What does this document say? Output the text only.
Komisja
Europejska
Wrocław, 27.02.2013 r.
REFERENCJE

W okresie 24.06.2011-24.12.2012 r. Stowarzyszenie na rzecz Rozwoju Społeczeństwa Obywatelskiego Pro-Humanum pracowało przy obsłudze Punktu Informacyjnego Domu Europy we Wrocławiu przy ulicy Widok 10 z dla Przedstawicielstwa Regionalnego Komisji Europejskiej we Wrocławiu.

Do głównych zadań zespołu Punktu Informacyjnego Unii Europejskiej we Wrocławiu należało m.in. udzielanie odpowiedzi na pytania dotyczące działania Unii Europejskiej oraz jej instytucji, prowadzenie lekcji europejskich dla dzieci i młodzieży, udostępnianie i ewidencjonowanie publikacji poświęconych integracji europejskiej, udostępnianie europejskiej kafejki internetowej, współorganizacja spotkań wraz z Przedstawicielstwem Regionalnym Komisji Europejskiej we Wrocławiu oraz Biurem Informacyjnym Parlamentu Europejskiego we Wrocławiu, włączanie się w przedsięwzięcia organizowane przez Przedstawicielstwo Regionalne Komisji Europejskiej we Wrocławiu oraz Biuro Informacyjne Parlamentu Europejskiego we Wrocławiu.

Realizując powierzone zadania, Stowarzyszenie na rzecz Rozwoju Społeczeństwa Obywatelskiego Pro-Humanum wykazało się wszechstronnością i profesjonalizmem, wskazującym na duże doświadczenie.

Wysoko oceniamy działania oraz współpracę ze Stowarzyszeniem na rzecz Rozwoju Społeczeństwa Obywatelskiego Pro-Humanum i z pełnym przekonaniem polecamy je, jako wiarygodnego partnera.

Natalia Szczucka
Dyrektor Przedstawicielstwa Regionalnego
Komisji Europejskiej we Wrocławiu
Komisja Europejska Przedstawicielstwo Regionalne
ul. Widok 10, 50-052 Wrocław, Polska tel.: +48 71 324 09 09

# Written instruction
Repeat the data above exactly.

# The output
What does this document say? Output the text only.
Komisja
Europejska
Wrocław, 27.02.2013 r.
REFERENCJE

W okresie 24.06.2011-24.12.2012 r. Stowarzyszenie na rzecz Rozwoju Społeczeństwa Obywatelskiego Pro-Humanum pracowało przy obsłudze Punktu Informacyjnego Domu Europy we Wrocławiu przy ulicy Widok 10 z dla Przedstawicielstwa Regionalnego Komisji Europejskiej we Wrocławiu.

Do głównych zadań zespołu Punktu Informacyjnego Unii Europejskiej we Wrocławiu należało m.in. udzielanie odpowiedzi na pytania dotyczące działania Unii Europejskiej oraz jej instytucji, prowadzenie lekcji europejskich dla dzieci i młodzieży, udostępnianie i ewidencjonowanie publikacji poświęconych integracji europejskiej, udostępnianie europejskiej kafejki internetowej, współorganizacja spotkań wraz z Przedstawicielstwem Regionalnym Komisji Europejskiej we Wrocławiu oraz Biurem Informacyjnym Parlamentu Europejskiego we Wrocławiu, włączanie się w przedsięwzięcia organizowane przez Przedstawicielstwo Regionalne Komisji Europejskiej we Wrocławiu oraz Biuro Informacyjne Parlamentu Europejskiego we Wrocławiu.

Realizując powierzone zadania, Stowarzyszenie na rzecz Rozwoju Społeczeństwa Obywatelskiego Pro-Humanum wykazało się wszechstronnością i profesjonalizmem, wskazującym na duże doświadczenie.

Wysoko oceniamy działania oraz współpracę ze Stowarzyszeniem na rzecz Rozwoju Społeczeństwa Obywatelskiego Pro-Humanum i z pełnym przekonaniem polecamy je, jako wiarygodnego partnera.

Natalia Szczucka
Dyrektor Przedstawicielstwa Regionalnego
Komisji Europejskiej we Wrocławiu
Komisja Europejska Przedstawicielstwo Regionalne
ul. Widok 10, 50-052 Wrocław, Polska tel.: +48 71 324 09 09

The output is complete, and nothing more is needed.